- [WHAT YOU WILL DO]:
Rewrite the part of the material that opens with the line containing "for every button, label, input, icon, or" and closes with the line containing "panel-label: C [10,235,22,252]", substituting "plot-line" for every "series-line" and leaving all else unchanged.

- [RECORD EXTRACTS]:
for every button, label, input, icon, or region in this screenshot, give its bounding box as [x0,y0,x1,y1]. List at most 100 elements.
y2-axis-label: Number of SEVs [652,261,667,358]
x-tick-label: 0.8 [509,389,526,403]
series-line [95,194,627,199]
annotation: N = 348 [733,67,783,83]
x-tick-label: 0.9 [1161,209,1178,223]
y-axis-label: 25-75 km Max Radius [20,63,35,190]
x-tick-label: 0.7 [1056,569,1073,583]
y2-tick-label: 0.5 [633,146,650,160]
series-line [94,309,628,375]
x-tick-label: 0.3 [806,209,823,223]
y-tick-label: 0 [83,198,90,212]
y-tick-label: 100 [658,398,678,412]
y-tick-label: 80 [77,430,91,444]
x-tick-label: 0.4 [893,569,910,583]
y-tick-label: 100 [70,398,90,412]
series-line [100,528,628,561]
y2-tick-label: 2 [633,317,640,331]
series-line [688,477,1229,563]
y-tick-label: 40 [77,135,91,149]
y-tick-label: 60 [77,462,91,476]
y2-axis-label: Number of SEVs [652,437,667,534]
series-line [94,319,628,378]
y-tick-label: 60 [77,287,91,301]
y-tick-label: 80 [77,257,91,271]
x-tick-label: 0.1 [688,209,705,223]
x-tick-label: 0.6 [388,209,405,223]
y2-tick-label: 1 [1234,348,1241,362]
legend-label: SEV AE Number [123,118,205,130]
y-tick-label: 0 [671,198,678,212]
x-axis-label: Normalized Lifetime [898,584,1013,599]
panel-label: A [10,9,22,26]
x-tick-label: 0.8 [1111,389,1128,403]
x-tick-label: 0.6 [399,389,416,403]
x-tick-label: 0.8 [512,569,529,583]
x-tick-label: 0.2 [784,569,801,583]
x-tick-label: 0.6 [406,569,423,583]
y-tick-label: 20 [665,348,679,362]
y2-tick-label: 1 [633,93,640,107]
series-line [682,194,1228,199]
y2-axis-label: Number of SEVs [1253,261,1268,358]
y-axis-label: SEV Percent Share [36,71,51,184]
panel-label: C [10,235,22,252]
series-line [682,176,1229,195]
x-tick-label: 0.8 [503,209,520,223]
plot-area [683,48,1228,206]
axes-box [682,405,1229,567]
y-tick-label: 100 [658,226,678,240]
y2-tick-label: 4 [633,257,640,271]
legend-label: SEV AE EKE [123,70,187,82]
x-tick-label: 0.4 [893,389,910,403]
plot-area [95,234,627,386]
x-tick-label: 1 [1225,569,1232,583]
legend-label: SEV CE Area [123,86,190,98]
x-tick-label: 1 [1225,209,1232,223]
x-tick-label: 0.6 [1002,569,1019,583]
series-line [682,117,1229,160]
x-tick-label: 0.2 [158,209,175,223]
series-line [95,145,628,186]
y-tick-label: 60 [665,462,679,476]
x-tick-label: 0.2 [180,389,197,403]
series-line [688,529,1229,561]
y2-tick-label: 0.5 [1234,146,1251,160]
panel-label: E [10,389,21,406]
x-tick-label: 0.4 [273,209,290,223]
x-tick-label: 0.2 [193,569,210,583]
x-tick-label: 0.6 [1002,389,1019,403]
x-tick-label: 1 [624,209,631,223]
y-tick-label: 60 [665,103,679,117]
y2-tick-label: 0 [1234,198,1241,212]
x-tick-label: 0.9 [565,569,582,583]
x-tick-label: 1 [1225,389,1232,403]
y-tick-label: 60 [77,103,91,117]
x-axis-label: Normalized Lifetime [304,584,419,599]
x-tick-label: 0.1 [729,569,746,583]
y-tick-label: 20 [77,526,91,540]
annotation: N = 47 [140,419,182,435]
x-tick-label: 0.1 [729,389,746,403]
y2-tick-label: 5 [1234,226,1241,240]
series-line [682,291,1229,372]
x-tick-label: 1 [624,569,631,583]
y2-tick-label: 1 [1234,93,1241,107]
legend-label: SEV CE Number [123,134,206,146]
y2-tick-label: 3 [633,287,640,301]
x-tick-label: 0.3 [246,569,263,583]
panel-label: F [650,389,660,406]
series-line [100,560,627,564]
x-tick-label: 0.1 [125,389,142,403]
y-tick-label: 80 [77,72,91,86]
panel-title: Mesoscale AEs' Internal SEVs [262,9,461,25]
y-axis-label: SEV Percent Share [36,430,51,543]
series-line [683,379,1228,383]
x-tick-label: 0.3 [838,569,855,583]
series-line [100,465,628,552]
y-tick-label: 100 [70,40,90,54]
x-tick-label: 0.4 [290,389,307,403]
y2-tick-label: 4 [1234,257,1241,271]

---

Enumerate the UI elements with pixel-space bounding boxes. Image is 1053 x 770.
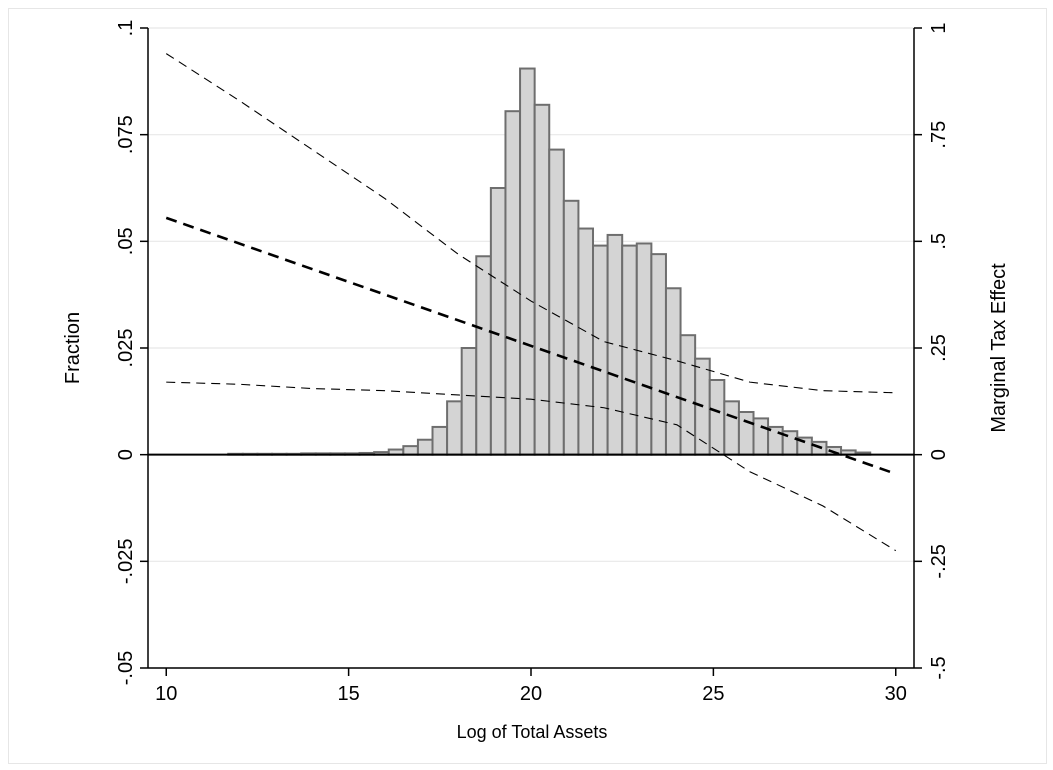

...

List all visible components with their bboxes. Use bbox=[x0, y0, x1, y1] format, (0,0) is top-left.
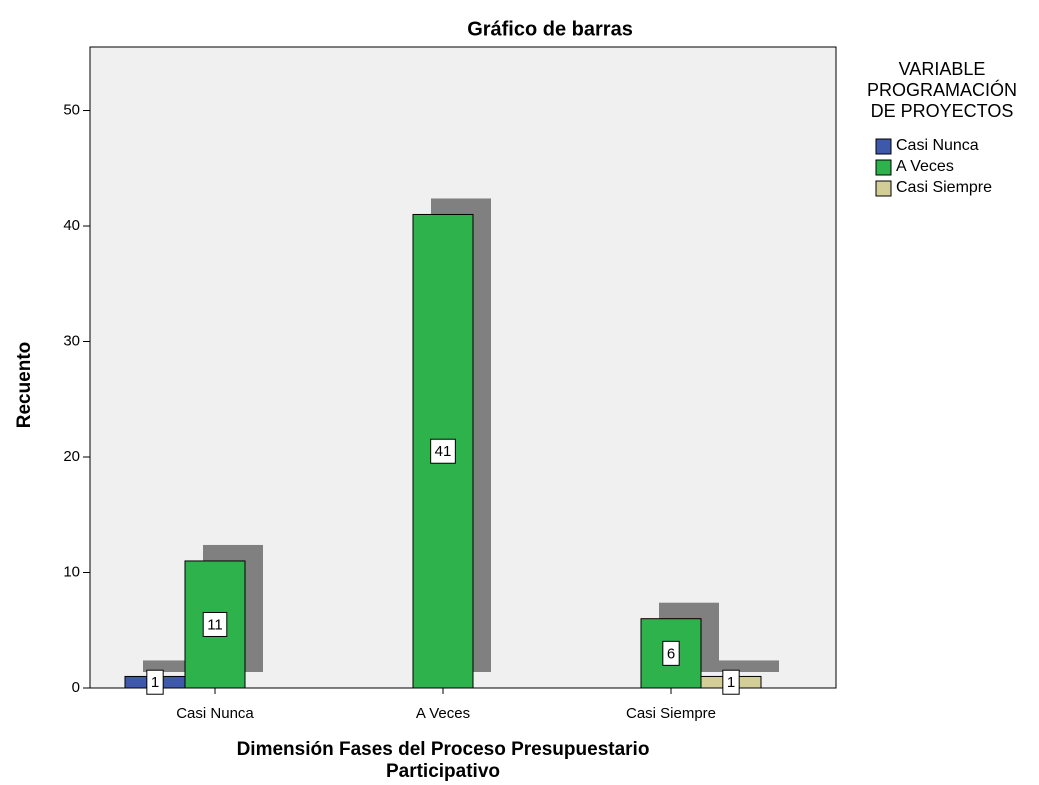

- [REPLY]:
for every button, label, input, icon, or region in this screenshot, give its bounding box as [x0,y0,x1,y1]. List at most 100 elements.
y2-axis-label: Number of SEVs [652,261,667,358]
x-tick-label: 0.8 [509,389,526,403]
plot-line [95,194,627,199]
annotation: N = 348 [733,67,783,83]
x-tick-label: 0.9 [1161,209,1178,223]
y-axis-label: 25-75 km Max Radius [20,63,35,190]
x-tick-label: 0.7 [1056,569,1073,583]
y2-tick-label: 0.5 [633,146,650,160]
plot-line [94,309,628,375]
x-tick-label: 0.3 [806,209,823,223]
y-tick-label: 0 [83,198,90,212]
y-tick-label: 100 [658,398,678,412]
y-tick-label: 80 [77,430,91,444]
x-tick-label: 0.4 [893,569,910,583]
y-tick-label: 100 [70,398,90,412]
plot-line [100,528,628,561]
y2-tick-label: 2 [633,317,640,331]
plot-line [688,477,1229,563]
y-tick-label: 40 [77,135,91,149]
y-tick-label: 60 [77,462,91,476]
y2-axis-label: Number of SEVs [652,437,667,534]
plot-line [94,319,628,378]
y-tick-label: 60 [77,287,91,301]
y-tick-label: 80 [77,257,91,271]
x-tick-label: 0.1 [688,209,705,223]
x-tick-label: 0.6 [388,209,405,223]
y2-tick-label: 1 [1234,348,1241,362]
legend-label: SEV AE Number [123,118,205,130]
y-tick-label: 0 [671,198,678,212]
x-axis-label: Normalized Lifetime [898,584,1013,599]
panel-label: A [10,9,22,26]
x-tick-label: 0.8 [1111,389,1128,403]
x-tick-label: 0.6 [399,389,416,403]
x-tick-label: 0.8 [512,569,529,583]
x-tick-label: 0.2 [784,569,801,583]
x-tick-label: 0.6 [406,569,423,583]
y-tick-label: 20 [665,348,679,362]
y2-tick-label: 1 [633,93,640,107]
plot-line [682,194,1228,199]
y2-axis-label: Number of SEVs [1253,261,1268,358]
y-axis-label: SEV Percent Share [36,71,51,184]
panel-label: C [10,235,22,252]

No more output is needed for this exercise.